* **Exercise objective**
Restate the whole of the material. Keep every word, and drop the pictures.

# # # # # # #

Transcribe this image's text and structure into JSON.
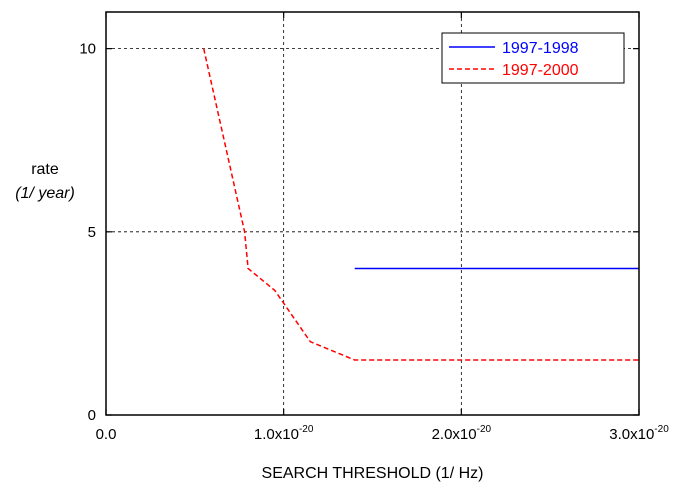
{
  "chart_data": {
    "type": "line",
    "title": "",
    "xlabel": "SEARCH THRESHOLD (1/ Hz)",
    "ylabel": "rate",
    "ylabel_unit": "(1/ year)",
    "xlim": [
      0,
      3e-20
    ],
    "ylim": [
      0,
      11
    ],
    "x_ticks": [
      {
        "value": 0,
        "mantissa": "0.0",
        "exponent": ""
      },
      {
        "value": 1e-20,
        "mantissa": "1.0x10",
        "exponent": "-20"
      },
      {
        "value": 2e-20,
        "mantissa": "2.0x10",
        "exponent": "-20"
      },
      {
        "value": 3e-20,
        "mantissa": "3.0x10",
        "exponent": "-20"
      }
    ],
    "y_ticks": [
      {
        "value": 0,
        "label": "0"
      },
      {
        "value": 5,
        "label": "5"
      },
      {
        "value": 10,
        "label": "10"
      }
    ],
    "grid": true,
    "legend_position": "top-right",
    "series": [
      {
        "name": "1997-1998",
        "color": "#0000ff",
        "dash": "solid",
        "x": [
          1.4e-20,
          3e-20
        ],
        "y": [
          4.0,
          4.0
        ]
      },
      {
        "name": "1997-2000",
        "color": "#ff0000",
        "dash": "dashed",
        "x": [
          5.5e-21,
          7.8e-21,
          8e-21,
          9.5e-21,
          1.15e-20,
          1.4e-20,
          3e-20
        ],
        "y": [
          10.0,
          5.0,
          4.0,
          3.4,
          2.0,
          1.5,
          1.5
        ]
      }
    ]
  }
}
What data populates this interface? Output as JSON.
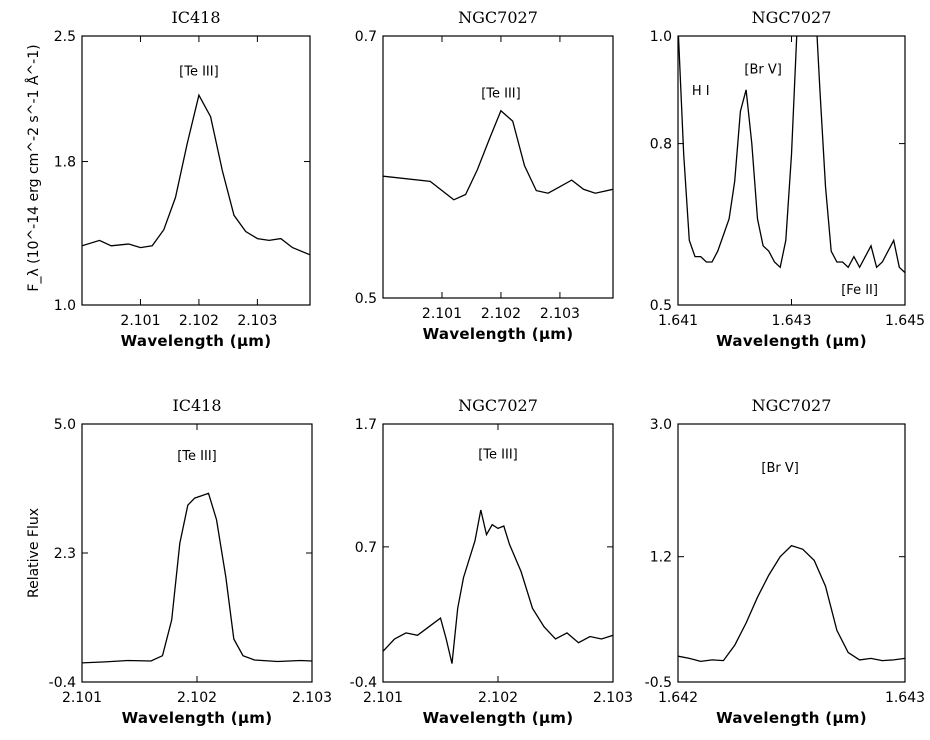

# # # # # # #

* **Correct result**
Transcribe this image's text and structure into JSON.
{
  "chart_data": {
    "type": "line",
    "title": "",
    "xlabel": "SEARCH THRESHOLD (1/ Hz)",
    "ylabel": "rate",
    "ylabel_unit": "(1/ year)",
    "xlim": [
      0,
      3e-20
    ],
    "ylim": [
      0,
      11
    ],
    "x_ticks": [
      {
        "value": 0,
        "mantissa": "0.0",
        "exponent": ""
      },
      {
        "value": 1e-20,
        "mantissa": "1.0x10",
        "exponent": "-20"
      },
      {
        "value": 2e-20,
        "mantissa": "2.0x10",
        "exponent": "-20"
      },
      {
        "value": 3e-20,
        "mantissa": "3.0x10",
        "exponent": "-20"
      }
    ],
    "y_ticks": [
      {
        "value": 0,
        "label": "0"
      },
      {
        "value": 5,
        "label": "5"
      },
      {
        "value": 10,
        "label": "10"
      }
    ],
    "grid": true,
    "legend_position": "top-right",
    "series": [
      {
        "name": "1997-1998",
        "color": "#0000ff",
        "dash": "solid",
        "x": [
          1.4e-20,
          3e-20
        ],
        "y": [
          4.0,
          4.0
        ]
      },
      {
        "name": "1997-2000",
        "color": "#ff0000",
        "dash": "dashed",
        "x": [
          5.5e-21,
          7.8e-21,
          8e-21,
          9.5e-21,
          1.15e-20,
          1.4e-20,
          3e-20
        ],
        "y": [
          10.0,
          5.0,
          4.0,
          3.4,
          2.0,
          1.5,
          1.5
        ]
      }
    ]
  }
}
What data populates this interface? Output as JSON.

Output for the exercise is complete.